→ Directions for this task:
Can you quote the records below in full, word for word?

→ Data entries:
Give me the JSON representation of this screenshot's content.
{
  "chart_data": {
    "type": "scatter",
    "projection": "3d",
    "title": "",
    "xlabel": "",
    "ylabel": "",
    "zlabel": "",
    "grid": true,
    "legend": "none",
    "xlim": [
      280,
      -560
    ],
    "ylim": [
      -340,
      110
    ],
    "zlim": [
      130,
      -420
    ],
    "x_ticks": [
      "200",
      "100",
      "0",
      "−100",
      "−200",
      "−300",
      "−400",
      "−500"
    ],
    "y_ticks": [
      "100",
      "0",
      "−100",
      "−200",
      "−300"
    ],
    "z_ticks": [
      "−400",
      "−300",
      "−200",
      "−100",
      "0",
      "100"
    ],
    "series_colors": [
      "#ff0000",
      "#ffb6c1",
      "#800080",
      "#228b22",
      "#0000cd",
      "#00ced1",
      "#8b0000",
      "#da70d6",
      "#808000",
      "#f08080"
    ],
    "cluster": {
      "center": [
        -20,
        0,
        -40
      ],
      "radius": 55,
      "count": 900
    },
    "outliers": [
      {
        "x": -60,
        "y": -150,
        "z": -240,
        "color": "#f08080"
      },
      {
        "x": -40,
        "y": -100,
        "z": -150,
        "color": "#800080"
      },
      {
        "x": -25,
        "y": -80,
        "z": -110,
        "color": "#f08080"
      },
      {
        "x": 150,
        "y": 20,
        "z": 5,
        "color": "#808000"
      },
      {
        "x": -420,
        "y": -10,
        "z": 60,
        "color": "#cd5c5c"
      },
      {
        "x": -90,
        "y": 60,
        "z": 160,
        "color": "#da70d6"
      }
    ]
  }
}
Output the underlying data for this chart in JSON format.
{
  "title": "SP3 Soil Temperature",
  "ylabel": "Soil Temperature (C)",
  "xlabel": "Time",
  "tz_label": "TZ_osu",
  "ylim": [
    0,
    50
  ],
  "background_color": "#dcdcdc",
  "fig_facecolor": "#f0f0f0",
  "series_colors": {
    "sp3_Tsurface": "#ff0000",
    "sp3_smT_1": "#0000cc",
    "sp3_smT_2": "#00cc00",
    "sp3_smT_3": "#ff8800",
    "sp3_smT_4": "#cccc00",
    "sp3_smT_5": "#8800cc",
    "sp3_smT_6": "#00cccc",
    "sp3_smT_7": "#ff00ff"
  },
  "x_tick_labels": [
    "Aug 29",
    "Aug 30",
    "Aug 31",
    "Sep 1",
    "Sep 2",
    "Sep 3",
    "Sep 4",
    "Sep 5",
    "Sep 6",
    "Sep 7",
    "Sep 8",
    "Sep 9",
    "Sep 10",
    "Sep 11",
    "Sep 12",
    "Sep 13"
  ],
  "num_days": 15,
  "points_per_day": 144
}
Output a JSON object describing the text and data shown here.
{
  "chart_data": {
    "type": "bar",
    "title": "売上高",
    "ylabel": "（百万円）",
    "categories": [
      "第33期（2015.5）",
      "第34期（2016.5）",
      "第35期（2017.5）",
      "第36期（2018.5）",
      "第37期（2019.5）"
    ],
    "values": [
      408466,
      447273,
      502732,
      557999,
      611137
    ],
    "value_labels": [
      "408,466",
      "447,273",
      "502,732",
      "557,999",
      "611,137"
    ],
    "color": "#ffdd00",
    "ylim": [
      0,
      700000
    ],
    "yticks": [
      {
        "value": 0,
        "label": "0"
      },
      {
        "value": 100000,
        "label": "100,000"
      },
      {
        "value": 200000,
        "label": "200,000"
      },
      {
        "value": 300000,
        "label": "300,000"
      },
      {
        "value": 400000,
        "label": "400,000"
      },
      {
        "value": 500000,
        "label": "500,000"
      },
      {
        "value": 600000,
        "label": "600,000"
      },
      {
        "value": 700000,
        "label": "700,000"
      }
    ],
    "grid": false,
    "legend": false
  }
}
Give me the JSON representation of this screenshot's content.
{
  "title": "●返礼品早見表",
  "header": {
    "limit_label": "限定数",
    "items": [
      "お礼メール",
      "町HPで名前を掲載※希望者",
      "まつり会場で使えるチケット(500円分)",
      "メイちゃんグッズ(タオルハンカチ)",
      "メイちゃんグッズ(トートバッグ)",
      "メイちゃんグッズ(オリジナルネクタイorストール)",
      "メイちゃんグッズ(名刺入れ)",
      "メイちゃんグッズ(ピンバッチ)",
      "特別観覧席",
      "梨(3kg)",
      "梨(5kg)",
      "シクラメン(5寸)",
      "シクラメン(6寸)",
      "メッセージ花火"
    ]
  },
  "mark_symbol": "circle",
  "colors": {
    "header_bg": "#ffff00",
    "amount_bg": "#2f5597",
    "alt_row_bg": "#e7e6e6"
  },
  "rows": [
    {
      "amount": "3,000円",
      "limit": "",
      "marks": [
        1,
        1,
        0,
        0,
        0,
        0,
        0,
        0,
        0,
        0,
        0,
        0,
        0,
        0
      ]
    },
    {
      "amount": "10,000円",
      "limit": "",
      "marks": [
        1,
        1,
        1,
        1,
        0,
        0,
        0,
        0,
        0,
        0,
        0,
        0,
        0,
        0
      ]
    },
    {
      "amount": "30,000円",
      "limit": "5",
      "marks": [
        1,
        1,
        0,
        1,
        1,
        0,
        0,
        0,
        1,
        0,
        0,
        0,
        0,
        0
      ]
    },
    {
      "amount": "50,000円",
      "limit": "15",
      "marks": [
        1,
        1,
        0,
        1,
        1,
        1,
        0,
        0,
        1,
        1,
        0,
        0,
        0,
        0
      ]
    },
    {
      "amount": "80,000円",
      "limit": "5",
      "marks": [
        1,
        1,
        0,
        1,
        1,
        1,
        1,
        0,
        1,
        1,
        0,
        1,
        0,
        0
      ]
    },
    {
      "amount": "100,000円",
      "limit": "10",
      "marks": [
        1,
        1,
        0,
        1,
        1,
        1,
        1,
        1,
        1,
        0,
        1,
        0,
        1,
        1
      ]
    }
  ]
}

→ Exercise answer:
Give me the JSON representation of this screenshot's content.
{
  "chart_data": {
    "type": "scatter",
    "projection": "3d",
    "title": "",
    "xlabel": "",
    "ylabel": "",
    "zlabel": "",
    "grid": true,
    "legend": "none",
    "xlim": [
      280,
      -560
    ],
    "ylim": [
      -340,
      110
    ],
    "zlim": [
      130,
      -420
    ],
    "x_ticks": [
      "200",
      "100",
      "0",
      "−100",
      "−200",
      "−300",
      "−400",
      "−500"
    ],
    "y_ticks": [
      "100",
      "0",
      "−100",
      "−200",
      "−300"
    ],
    "z_ticks": [
      "−400",
      "−300",
      "−200",
      "−100",
      "0",
      "100"
    ],
    "series_colors": [
      "#ff0000",
      "#ffb6c1",
      "#800080",
      "#228b22",
      "#0000cd",
      "#00ced1",
      "#8b0000",
      "#da70d6",
      "#808000",
      "#f08080"
    ],
    "cluster": {
      "center": [
        -20,
        0,
        -40
      ],
      "radius": 55,
      "count": 900
    },
    "outliers": [
      {
        "x": -60,
        "y": -150,
        "z": -240,
        "color": "#f08080"
      },
      {
        "x": -40,
        "y": -100,
        "z": -150,
        "color": "#800080"
      },
      {
        "x": -25,
        "y": -80,
        "z": -110,
        "color": "#f08080"
      },
      {
        "x": 150,
        "y": 20,
        "z": 5,
        "color": "#808000"
      },
      {
        "x": -420,
        "y": -10,
        "z": 60,
        "color": "#cd5c5c"
      },
      {
        "x": -90,
        "y": 60,
        "z": 160,
        "color": "#da70d6"
      }
    ]
  }
}
Output the underlying data for this chart in JSON format.
{
  "title": "SP3 Soil Temperature",
  "ylabel": "Soil Temperature (C)",
  "xlabel": "Time",
  "tz_label": "TZ_osu",
  "ylim": [
    0,
    50
  ],
  "background_color": "#dcdcdc",
  "fig_facecolor": "#f0f0f0",
  "series_colors": {
    "sp3_Tsurface": "#ff0000",
    "sp3_smT_1": "#0000cc",
    "sp3_smT_2": "#00cc00",
    "sp3_smT_3": "#ff8800",
    "sp3_smT_4": "#cccc00",
    "sp3_smT_5": "#8800cc",
    "sp3_smT_6": "#00cccc",
    "sp3_smT_7": "#ff00ff"
  },
  "x_tick_labels": [
    "Aug 29",
    "Aug 30",
    "Aug 31",
    "Sep 1",
    "Sep 2",
    "Sep 3",
    "Sep 4",
    "Sep 5",
    "Sep 6",
    "Sep 7",
    "Sep 8",
    "Sep 9",
    "Sep 10",
    "Sep 11",
    "Sep 12",
    "Sep 13"
  ],
  "num_days": 15,
  "points_per_day": 144
}
Output a JSON object describing the text and data shown here.
{
  "chart_data": {
    "type": "bar",
    "title": "売上高",
    "ylabel": "（百万円）",
    "categories": [
      "第33期（2015.5）",
      "第34期（2016.5）",
      "第35期（2017.5）",
      "第36期（2018.5）",
      "第37期（2019.5）"
    ],
    "values": [
      408466,
      447273,
      502732,
      557999,
      611137
    ],
    "value_labels": [
      "408,466",
      "447,273",
      "502,732",
      "557,999",
      "611,137"
    ],
    "color": "#ffdd00",
    "ylim": [
      0,
      700000
    ],
    "yticks": [
      {
        "value": 0,
        "label": "0"
      },
      {
        "value": 100000,
        "label": "100,000"
      },
      {
        "value": 200000,
        "label": "200,000"
      },
      {
        "value": 300000,
        "label": "300,000"
      },
      {
        "value": 400000,
        "label": "400,000"
      },
      {
        "value": 500000,
        "label": "500,000"
      },
      {
        "value": 600000,
        "label": "600,000"
      },
      {
        "value": 700000,
        "label": "700,000"
      }
    ],
    "grid": false,
    "legend": false
  }
}
Give me the JSON representation of this screenshot's content.
{
  "title": "●返礼品早見表",
  "header": {
    "limit_label": "限定数",
    "items": [
      "お礼メール",
      "町HPで名前を掲載※希望者",
      "まつり会場で使えるチケット(500円分)",
      "メイちゃんグッズ(タオルハンカチ)",
      "メイちゃんグッズ(トートバッグ)",
      "メイちゃんグッズ(オリジナルネクタイorストール)",
      "メイちゃんグッズ(名刺入れ)",
      "メイちゃんグッズ(ピンバッチ)",
      "特別観覧席",
      "梨(3kg)",
      "梨(5kg)",
      "シクラメン(5寸)",
      "シクラメン(6寸)",
      "メッセージ花火"
    ]
  },
  "mark_symbol": "circle",
  "colors": {
    "header_bg": "#ffff00",
    "amount_bg": "#2f5597",
    "alt_row_bg": "#e7e6e6"
  },
  "rows": [
    {
      "amount": "3,000円",
      "limit": "",
      "marks": [
        1,
        1,
        0,
        0,
        0,
        0,
        0,
        0,
        0,
        0,
        0,
        0,
        0,
        0
      ]
    },
    {
      "amount": "10,000円",
      "limit": "",
      "marks": [
        1,
        1,
        1,
        1,
        0,
        0,
        0,
        0,
        0,
        0,
        0,
        0,
        0,
        0
      ]
    },
    {
      "amount": "30,000円",
      "limit": "5",
      "marks": [
        1,
        1,
        0,
        1,
        1,
        0,
        0,
        0,
        1,
        0,
        0,
        0,
        0,
        0
      ]
    },
    {
      "amount": "50,000円",
      "limit": "15",
      "marks": [
        1,
        1,
        0,
        1,
        1,
        1,
        0,
        0,
        1,
        1,
        0,
        0,
        0,
        0
      ]
    },
    {
      "amount": "80,000円",
      "limit": "5",
      "marks": [
        1,
        1,
        0,
        1,
        1,
        1,
        1,
        0,
        1,
        1,
        0,
        1,
        0,
        0
      ]
    },
    {
      "amount": "100,000円",
      "limit": "10",
      "marks": [
        1,
        1,
        0,
        1,
        1,
        1,
        1,
        1,
        1,
        0,
        1,
        0,
        1,
        1
      ]
    }
  ]
}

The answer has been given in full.